Tally the lines containing the word "нагрузка" and give the total alone.

-- START DATA LISTING --

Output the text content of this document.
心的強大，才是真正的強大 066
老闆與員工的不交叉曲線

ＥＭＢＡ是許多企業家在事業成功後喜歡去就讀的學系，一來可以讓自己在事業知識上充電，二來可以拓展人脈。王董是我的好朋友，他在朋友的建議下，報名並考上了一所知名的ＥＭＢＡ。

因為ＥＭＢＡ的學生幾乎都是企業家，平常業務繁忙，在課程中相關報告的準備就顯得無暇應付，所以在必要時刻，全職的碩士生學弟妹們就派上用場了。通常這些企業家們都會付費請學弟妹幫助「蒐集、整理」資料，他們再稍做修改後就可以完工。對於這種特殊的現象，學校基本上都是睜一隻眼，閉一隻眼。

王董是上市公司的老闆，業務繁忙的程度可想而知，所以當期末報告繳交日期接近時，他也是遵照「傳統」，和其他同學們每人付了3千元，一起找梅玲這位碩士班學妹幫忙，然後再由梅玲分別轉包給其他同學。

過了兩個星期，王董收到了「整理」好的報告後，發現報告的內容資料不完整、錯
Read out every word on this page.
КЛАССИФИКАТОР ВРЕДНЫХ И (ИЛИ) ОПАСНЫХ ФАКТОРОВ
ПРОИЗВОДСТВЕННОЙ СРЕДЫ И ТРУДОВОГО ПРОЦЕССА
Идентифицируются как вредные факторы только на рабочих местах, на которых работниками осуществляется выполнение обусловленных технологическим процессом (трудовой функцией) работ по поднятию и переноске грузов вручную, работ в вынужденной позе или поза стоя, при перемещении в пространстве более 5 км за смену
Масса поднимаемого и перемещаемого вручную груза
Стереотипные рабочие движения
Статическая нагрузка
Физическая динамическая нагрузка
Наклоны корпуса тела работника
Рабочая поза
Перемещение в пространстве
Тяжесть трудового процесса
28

-- END DATA LISTING --

▶ **SOLUTION TO THIS EXERCISE**: 2